Given exercise |
Print every line of the listing exactly, please.
-------- Given entries
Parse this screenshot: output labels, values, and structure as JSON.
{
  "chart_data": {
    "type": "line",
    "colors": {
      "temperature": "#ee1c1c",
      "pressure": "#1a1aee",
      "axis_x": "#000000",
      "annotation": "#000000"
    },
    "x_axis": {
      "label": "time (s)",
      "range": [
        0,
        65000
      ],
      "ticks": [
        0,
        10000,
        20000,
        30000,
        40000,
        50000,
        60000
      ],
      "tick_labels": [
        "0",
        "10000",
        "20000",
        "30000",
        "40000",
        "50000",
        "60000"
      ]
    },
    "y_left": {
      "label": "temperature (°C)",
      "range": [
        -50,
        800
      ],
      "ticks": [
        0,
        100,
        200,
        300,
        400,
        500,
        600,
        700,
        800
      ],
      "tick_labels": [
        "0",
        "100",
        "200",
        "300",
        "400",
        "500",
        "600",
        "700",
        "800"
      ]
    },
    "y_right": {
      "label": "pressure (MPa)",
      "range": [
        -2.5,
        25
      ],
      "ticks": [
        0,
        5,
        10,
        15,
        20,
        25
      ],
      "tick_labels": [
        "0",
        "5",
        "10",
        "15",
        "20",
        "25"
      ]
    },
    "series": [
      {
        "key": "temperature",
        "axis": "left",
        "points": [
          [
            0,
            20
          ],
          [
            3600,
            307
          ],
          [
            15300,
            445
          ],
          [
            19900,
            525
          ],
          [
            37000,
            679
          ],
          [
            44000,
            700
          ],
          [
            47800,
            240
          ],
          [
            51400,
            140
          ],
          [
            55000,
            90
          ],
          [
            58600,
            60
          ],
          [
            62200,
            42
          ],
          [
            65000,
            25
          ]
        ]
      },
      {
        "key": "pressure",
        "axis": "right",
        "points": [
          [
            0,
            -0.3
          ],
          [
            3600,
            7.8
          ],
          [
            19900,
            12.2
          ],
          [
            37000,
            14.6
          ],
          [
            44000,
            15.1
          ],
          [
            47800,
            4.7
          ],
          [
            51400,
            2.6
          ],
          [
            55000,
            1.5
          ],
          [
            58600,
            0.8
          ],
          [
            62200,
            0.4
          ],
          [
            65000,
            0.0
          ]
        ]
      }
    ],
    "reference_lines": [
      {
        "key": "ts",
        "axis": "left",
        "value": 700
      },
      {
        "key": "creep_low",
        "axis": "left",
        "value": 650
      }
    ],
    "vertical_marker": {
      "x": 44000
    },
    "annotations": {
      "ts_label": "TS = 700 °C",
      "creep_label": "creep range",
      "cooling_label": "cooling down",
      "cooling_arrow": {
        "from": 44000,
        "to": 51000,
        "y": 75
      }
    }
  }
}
----------------
Exercise response |
Parse this screenshot: output labels, values, and structure as JSON.
{
  "chart_data": {
    "type": "line",
    "colors": {
      "temperature": "#ee1c1c",
      "pressure": "#1a1aee",
      "axis_x": "#000000",
      "annotation": "#000000"
    },
    "x_axis": {
      "label": "time (s)",
      "range": [
        0,
        65000
      ],
      "ticks": [
        0,
        10000,
        20000,
        30000,
        40000,
        50000,
        60000
      ],
      "tick_labels": [
        "0",
        "10000",
        "20000",
        "30000",
        "40000",
        "50000",
        "60000"
      ]
    },
    "y_left": {
      "label": "temperature (°C)",
      "range": [
        -50,
        800
      ],
      "ticks": [
        0,
        100,
        200,
        300,
        400,
        500,
        600,
        700,
        800
      ],
      "tick_labels": [
        "0",
        "100",
        "200",
        "300",
        "400",
        "500",
        "600",
        "700",
        "800"
      ]
    },
    "y_right": {
      "label": "pressure (MPa)",
      "range": [
        -2.5,
        25
      ],
      "ticks": [
        0,
        5,
        10,
        15,
        20,
        25
      ],
      "tick_labels": [
        "0",
        "5",
        "10",
        "15",
        "20",
        "25"
      ]
    },
    "series": [
      {
        "key": "temperature",
        "axis": "left",
        "points": [
          [
            0,
            20
          ],
          [
            3600,
            307
          ],
          [
            15300,
            445
          ],
          [
            19900,
            525
          ],
          [
            37000,
            679
          ],
          [
            44000,
            700
          ],
          [
            47800,
            240
          ],
          [
            51400,
            140
          ],
          [
            55000,
            90
          ],
          [
            58600,
            60
          ],
          [
            62200,
            42
          ],
          [
            65000,
            25
          ]
        ]
      },
      {
        "key": "pressure",
        "axis": "right",
        "points": [
          [
            0,
            -0.3
          ],
          [
            3600,
            7.8
          ],
          [
            19900,
            12.2
          ],
          [
            37000,
            14.6
          ],
          [
            44000,
            15.1
          ],
          [
            47800,
            4.7
          ],
          [
            51400,
            2.6
          ],
          [
            55000,
            1.5
          ],
          [
            58600,
            0.8
          ],
          [
            62200,
            0.4
          ],
          [
            65000,
            0.0
          ]
        ]
      }
    ],
    "reference_lines": [
      {
        "key": "ts",
        "axis": "left",
        "value": 700
      },
      {
        "key": "creep_low",
        "axis": "left",
        "value": 650
      }
    ],
    "vertical_marker": {
      "x": 44000
    },
    "annotations": {
      "ts_label": "TS = 700 °C",
      "creep_label": "creep range",
      "cooling_label": "cooling down",
      "cooling_arrow": {
        "from": 44000,
        "to": 51000,
        "y": 75
      }
    }
  }
}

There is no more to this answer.